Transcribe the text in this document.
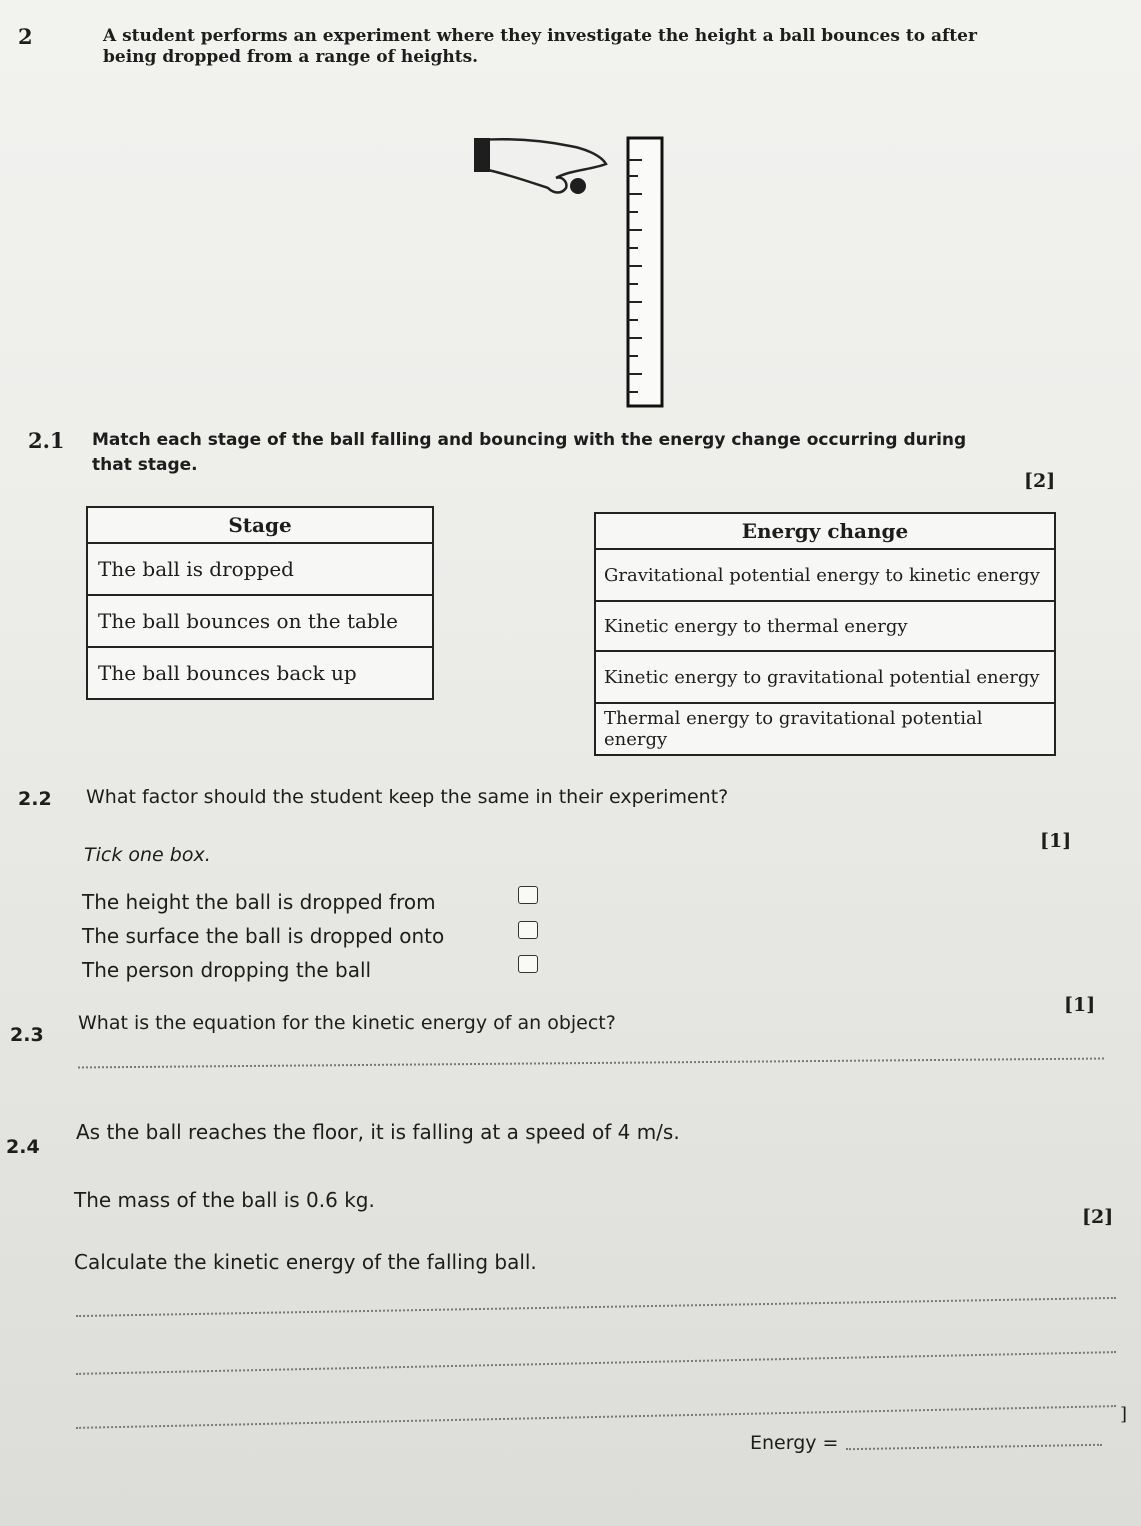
2	A student performs an experiment where they investigate the height a ball bounces to after being dropped from a range of heights.
2.1 Match each stage of the ball falling and bouncing with the energy change occurring during
that stage.
[2]
Stage
The ball is dropped
The ball bounces on the table
The ball bounces back up
Energy change
Gravitational potential energy to kinetic energy
Kinetic energy to thermal energy
Kinetic energy to gravitational potential energy
Thermal energy to gravitational potential energy
2.2 What factor should the student keep the same in their experiment?
[1]
Tick one box.
The height the ball is dropped from
The surface the ball is dropped onto
The person dropping the ball
2.3
What is the equation for the kinetic energy of an object?
[1]
2.4
As the ball reaches the floor, it is falling at a speed of 4 m/s.
The mass of the ball is 0.6 kg.
[2]
Calculate the kinetic energy of the falling ball.
Energy =
]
=======
| EXERCISE AIM |
Copy the records above exactly, omitting every picture.

| REPLY TO THE TASK |
Transcribe the text in this document.
2	A student performs an experiment where they investigate the height a ball bounces to after being dropped from a range of heights.
2.1 Match each stage of the ball falling and bouncing with the energy change occurring during
that stage.
[2]
Stage
The ball is dropped
The ball bounces on the table
The ball bounces back up
Energy change
Gravitational potential energy to kinetic energy
Kinetic energy to thermal energy
Kinetic energy to gravitational potential energy
Thermal energy to gravitational potential energy
2.2 What factor should the student keep the same in their experiment?
[1]
Tick one box.
The height the ball is dropped from
The surface the ball is dropped onto
The person dropping the ball
2.3
What is the equation for the kinetic energy of an object?
[1]
2.4
As the ball reaches the floor, it is falling at a speed of 4 m/s.
The mass of the ball is 0.6 kg.
[2]
Calculate the kinetic energy of the falling ball.
Energy =
]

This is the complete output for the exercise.